▸ Goal of the exercise
Reproduce the data below in full and exclude every picture.

Dataset rows

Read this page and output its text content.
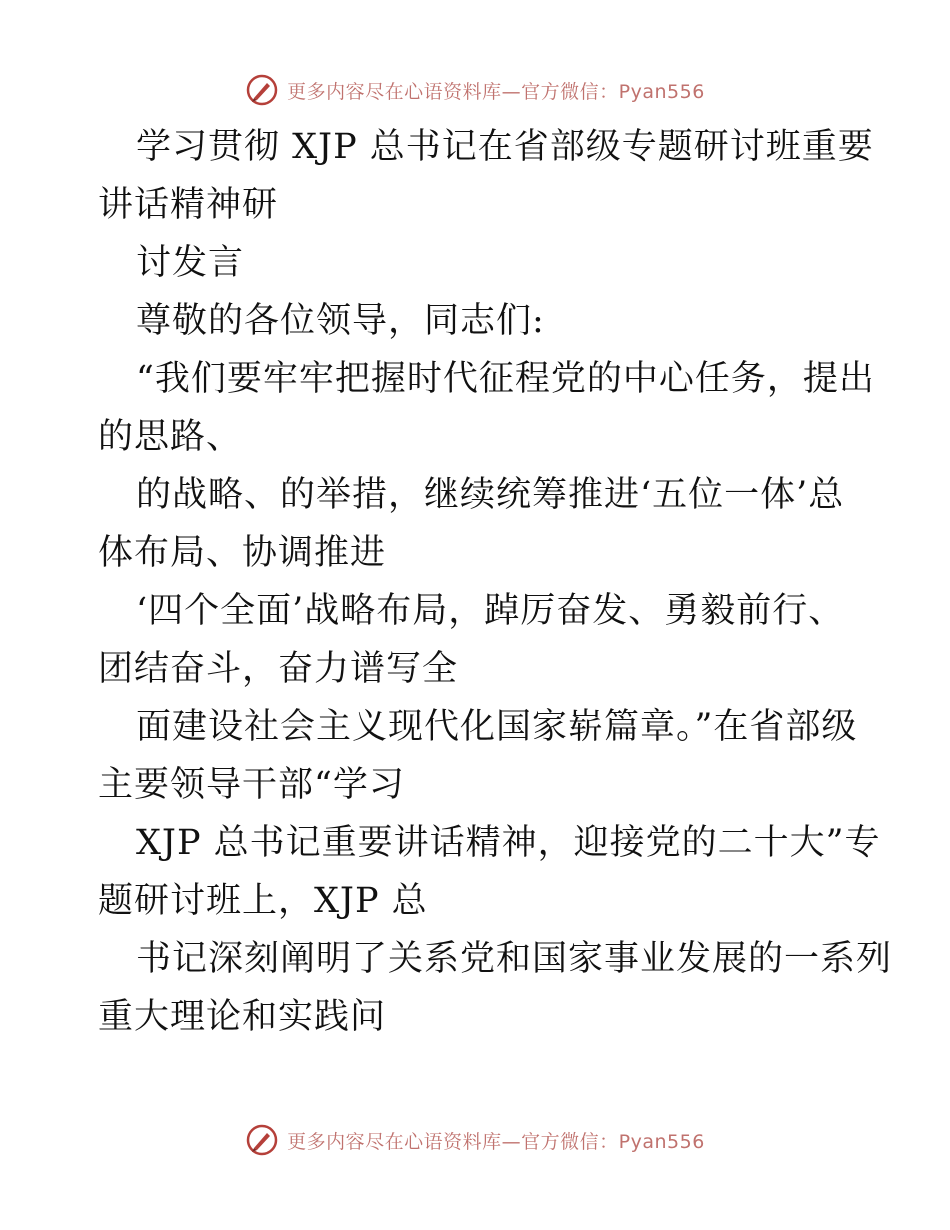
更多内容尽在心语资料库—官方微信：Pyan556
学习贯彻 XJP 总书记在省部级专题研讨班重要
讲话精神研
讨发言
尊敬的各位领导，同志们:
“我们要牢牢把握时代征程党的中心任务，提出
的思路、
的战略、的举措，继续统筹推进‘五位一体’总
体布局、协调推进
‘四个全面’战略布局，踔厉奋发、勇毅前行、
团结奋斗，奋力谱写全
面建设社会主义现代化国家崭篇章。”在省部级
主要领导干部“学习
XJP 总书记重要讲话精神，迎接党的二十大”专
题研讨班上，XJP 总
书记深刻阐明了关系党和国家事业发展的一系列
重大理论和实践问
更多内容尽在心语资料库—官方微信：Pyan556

▸ Solution to the problem
Read this page and output its text content.
更多内容尽在心语资料库—官方微信：Pyan556
学习贯彻 XJP 总书记在省部级专题研讨班重要
讲话精神研
讨发言
尊敬的各位领导，同志们:
“我们要牢牢把握时代征程党的中心任务，提出
的思路、
的战略、的举措，继续统筹推进‘五位一体’总
体布局、协调推进
‘四个全面’战略布局，踔厉奋发、勇毅前行、
团结奋斗，奋力谱写全
面建设社会主义现代化国家崭篇章。”在省部级
主要领导干部“学习
XJP 总书记重要讲话精神，迎接党的二十大”专
题研讨班上，XJP 总
书记深刻阐明了关系党和国家事业发展的一系列
重大理论和实践问
更多内容尽在心语资料库—官方微信：Pyan556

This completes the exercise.